[BEGIN Input rows]

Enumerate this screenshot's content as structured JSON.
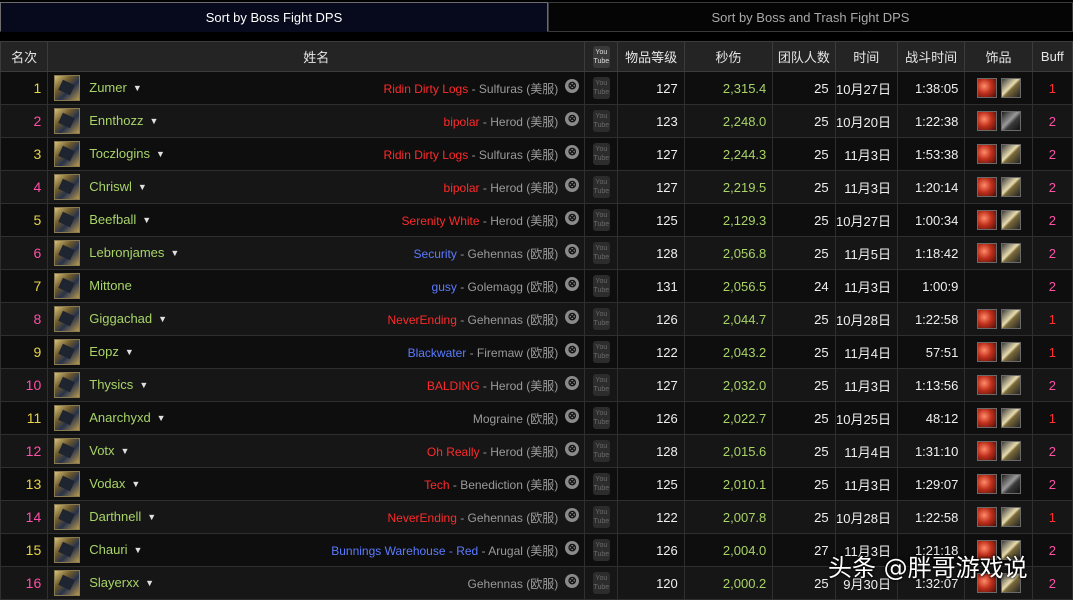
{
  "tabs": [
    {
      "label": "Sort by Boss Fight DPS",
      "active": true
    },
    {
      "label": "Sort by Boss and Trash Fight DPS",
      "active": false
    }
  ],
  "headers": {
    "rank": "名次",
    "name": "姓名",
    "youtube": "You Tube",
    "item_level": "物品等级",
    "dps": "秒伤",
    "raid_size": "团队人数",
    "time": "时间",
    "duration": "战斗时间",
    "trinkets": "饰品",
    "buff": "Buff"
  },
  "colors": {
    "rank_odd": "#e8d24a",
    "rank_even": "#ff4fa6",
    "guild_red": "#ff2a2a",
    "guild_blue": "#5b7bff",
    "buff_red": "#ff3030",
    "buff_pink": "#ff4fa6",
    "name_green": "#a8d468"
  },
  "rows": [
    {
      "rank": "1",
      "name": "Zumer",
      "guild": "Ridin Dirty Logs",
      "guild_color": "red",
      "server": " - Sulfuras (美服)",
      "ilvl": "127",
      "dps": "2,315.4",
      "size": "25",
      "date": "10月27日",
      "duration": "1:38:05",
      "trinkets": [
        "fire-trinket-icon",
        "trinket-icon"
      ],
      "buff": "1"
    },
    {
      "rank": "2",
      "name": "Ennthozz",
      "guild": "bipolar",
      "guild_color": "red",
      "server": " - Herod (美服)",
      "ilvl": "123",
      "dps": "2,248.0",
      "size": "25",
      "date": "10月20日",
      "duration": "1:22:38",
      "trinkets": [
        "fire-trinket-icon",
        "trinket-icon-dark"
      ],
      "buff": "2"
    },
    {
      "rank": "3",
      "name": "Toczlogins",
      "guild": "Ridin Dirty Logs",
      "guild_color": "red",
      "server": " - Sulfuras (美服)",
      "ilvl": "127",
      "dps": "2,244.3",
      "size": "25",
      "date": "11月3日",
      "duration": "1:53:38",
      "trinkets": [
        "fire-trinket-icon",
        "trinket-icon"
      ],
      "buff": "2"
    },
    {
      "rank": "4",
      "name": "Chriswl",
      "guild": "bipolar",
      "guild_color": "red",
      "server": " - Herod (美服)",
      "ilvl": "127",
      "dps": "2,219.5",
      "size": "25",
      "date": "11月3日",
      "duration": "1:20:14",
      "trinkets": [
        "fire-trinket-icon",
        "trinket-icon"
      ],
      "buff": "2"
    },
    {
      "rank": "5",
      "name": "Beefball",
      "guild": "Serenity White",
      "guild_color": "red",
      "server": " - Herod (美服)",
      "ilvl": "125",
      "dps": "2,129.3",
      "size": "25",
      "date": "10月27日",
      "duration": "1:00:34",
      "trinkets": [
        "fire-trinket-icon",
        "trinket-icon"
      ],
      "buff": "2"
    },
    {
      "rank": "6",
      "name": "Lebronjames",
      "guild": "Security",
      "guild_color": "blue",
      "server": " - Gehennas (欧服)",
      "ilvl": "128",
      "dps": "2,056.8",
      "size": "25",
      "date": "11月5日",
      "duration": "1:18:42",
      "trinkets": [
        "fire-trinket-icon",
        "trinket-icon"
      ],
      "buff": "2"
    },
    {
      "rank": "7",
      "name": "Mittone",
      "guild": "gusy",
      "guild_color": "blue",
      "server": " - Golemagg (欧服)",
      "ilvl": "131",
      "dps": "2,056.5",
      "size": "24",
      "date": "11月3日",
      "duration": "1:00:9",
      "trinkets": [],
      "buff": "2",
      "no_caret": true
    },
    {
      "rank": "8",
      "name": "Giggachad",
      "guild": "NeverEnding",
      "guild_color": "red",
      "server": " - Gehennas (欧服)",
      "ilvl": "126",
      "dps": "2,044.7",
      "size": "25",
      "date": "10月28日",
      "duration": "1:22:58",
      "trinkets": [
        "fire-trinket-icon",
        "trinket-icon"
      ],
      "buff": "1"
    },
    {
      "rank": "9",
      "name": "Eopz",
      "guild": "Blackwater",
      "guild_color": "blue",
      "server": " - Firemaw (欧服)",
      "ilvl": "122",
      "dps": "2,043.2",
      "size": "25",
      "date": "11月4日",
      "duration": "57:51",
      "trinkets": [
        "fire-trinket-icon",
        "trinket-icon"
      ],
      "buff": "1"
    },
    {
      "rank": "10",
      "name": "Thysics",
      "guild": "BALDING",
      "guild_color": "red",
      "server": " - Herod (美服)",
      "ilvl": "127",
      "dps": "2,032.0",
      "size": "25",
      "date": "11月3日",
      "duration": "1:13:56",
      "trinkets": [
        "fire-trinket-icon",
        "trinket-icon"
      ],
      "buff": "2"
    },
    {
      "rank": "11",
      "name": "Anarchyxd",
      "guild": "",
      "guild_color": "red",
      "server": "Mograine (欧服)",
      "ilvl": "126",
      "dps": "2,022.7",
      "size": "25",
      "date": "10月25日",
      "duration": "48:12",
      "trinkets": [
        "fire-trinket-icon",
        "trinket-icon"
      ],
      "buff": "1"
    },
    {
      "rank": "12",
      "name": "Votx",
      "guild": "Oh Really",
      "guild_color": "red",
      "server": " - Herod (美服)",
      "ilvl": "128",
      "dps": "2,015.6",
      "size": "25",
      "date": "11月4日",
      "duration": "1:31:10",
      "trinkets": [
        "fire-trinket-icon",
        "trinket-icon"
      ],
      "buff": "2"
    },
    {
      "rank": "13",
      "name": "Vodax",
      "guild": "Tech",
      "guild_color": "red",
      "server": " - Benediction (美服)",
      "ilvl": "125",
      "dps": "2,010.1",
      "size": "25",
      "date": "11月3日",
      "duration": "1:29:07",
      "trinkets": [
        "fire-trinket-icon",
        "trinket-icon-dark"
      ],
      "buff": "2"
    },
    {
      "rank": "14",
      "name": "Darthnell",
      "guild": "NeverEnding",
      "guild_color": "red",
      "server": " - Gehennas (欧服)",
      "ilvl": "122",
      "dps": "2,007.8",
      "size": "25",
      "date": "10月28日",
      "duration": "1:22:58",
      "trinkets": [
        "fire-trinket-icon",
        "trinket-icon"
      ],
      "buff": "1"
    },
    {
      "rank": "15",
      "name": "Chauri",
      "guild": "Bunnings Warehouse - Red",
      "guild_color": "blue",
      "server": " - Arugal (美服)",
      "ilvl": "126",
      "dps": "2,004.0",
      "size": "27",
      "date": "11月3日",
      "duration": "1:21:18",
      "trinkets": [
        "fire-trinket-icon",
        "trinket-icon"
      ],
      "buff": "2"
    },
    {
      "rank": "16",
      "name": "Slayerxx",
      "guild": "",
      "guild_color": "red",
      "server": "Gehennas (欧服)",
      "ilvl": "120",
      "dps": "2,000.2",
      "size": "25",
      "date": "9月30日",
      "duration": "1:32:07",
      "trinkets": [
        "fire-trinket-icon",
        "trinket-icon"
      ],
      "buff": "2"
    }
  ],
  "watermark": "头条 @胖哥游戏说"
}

[END Input rows]

**Task to complete:** All lines of the data above that include the word "Sort" must be shown.

**Task solution:**
      "label": "Sort by Boss Fight DPS",
      "label": "Sort by Boss and Trash Fight DPS",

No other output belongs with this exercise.